## Stated exercise
Go through the listing beneath this task and return every line that carries the string "name".

start Data records

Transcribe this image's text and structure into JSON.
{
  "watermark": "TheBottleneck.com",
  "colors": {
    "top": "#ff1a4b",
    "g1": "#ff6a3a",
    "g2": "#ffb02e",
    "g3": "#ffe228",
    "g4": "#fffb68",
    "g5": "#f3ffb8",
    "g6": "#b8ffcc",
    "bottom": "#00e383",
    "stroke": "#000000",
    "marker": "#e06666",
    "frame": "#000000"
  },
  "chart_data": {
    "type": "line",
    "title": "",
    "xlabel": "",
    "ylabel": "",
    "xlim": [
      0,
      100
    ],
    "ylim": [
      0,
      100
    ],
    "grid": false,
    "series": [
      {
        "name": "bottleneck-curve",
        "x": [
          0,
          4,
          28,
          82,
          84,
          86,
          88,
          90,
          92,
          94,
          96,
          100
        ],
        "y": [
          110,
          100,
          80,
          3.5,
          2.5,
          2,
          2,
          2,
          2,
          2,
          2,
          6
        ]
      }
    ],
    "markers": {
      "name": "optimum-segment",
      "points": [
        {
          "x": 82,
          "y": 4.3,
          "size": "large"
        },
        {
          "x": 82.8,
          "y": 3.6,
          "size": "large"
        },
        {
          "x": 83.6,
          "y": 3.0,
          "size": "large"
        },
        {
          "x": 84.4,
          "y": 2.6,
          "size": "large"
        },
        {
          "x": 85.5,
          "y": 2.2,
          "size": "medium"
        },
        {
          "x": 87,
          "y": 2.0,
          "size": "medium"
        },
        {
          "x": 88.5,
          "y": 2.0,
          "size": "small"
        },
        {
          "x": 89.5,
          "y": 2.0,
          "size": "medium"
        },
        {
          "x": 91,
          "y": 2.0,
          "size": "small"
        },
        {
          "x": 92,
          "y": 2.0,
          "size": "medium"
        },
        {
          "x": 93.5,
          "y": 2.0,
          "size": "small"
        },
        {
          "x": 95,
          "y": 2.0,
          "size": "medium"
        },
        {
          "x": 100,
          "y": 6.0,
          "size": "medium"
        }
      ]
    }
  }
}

end Data records

## The solution
        "name": "bottleneck-curve",
      "name": "optimum-segment",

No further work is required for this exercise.